[Stored entries]
+++
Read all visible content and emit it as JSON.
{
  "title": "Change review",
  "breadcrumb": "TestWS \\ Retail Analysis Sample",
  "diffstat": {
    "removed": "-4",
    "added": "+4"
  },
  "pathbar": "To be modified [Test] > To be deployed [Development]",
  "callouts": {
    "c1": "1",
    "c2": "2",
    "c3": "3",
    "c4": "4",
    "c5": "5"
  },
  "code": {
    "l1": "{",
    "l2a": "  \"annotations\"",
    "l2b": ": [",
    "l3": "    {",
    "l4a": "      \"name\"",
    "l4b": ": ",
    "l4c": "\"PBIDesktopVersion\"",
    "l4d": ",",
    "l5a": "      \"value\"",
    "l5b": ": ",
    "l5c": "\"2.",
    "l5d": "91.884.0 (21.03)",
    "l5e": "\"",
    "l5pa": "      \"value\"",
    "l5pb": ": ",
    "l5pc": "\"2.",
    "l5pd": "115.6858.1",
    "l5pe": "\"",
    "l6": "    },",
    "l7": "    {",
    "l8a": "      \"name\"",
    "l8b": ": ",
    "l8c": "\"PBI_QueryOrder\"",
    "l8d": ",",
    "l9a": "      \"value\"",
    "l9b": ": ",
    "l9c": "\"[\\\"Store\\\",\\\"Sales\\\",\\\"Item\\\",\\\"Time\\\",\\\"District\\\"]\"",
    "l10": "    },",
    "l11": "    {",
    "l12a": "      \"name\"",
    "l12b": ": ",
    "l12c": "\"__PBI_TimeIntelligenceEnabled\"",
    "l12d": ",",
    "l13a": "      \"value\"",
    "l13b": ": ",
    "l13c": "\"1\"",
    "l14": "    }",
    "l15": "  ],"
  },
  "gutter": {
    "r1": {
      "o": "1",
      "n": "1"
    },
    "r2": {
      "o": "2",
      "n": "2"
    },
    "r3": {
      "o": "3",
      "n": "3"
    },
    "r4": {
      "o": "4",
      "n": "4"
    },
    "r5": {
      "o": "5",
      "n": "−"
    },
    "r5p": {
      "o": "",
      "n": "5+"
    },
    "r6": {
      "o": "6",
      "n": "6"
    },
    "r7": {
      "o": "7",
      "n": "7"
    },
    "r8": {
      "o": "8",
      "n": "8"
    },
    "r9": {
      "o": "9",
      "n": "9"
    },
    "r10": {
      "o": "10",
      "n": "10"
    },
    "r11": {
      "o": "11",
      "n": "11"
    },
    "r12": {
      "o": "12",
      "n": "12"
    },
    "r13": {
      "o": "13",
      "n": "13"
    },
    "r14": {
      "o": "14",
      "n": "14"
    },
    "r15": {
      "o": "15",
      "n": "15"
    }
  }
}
+++
◆ Your goal ◆
Repeat each record exactly, leaving nothing out.

◆ Task solution ◆
Read all visible content and emit it as JSON.
{
  "title": "Change review",
  "breadcrumb": "TestWS \\ Retail Analysis Sample",
  "diffstat": {
    "removed": "-4",
    "added": "+4"
  },
  "pathbar": "To be modified [Test] > To be deployed [Development]",
  "callouts": {
    "c1": "1",
    "c2": "2",
    "c3": "3",
    "c4": "4",
    "c5": "5"
  },
  "code": {
    "l1": "{",
    "l2a": "  \"annotations\"",
    "l2b": ": [",
    "l3": "    {",
    "l4a": "      \"name\"",
    "l4b": ": ",
    "l4c": "\"PBIDesktopVersion\"",
    "l4d": ",",
    "l5a": "      \"value\"",
    "l5b": ": ",
    "l5c": "\"2.",
    "l5d": "91.884.0 (21.03)",
    "l5e": "\"",
    "l5pa": "      \"value\"",
    "l5pb": ": ",
    "l5pc": "\"2.",
    "l5pd": "115.6858.1",
    "l5pe": "\"",
    "l6": "    },",
    "l7": "    {",
    "l8a": "      \"name\"",
    "l8b": ": ",
    "l8c": "\"PBI_QueryOrder\"",
    "l8d": ",",
    "l9a": "      \"value\"",
    "l9b": ": ",
    "l9c": "\"[\\\"Store\\\",\\\"Sales\\\",\\\"Item\\\",\\\"Time\\\",\\\"District\\\"]\"",
    "l10": "    },",
    "l11": "    {",
    "l12a": "      \"name\"",
    "l12b": ": ",
    "l12c": "\"__PBI_TimeIntelligenceEnabled\"",
    "l12d": ",",
    "l13a": "      \"value\"",
    "l13b": ": ",
    "l13c": "\"1\"",
    "l14": "    }",
    "l15": "  ],"
  },
  "gutter": {
    "r1": {
      "o": "1",
      "n": "1"
    },
    "r2": {
      "o": "2",
      "n": "2"
    },
    "r3": {
      "o": "3",
      "n": "3"
    },
    "r4": {
      "o": "4",
      "n": "4"
    },
    "r5": {
      "o": "5",
      "n": "−"
    },
    "r5p": {
      "o": "",
      "n": "5+"
    },
    "r6": {
      "o": "6",
      "n": "6"
    },
    "r7": {
      "o": "7",
      "n": "7"
    },
    "r8": {
      "o": "8",
      "n": "8"
    },
    "r9": {
      "o": "9",
      "n": "9"
    },
    "r10": {
      "o": "10",
      "n": "10"
    },
    "r11": {
      "o": "11",
      "n": "11"
    },
    "r12": {
      "o": "12",
      "n": "12"
    },
    "r13": {
      "o": "13",
      "n": "13"
    },
    "r14": {
      "o": "14",
      "n": "14"
    },
    "r15": {
      "o": "15",
      "n": "15"
    }
  }
}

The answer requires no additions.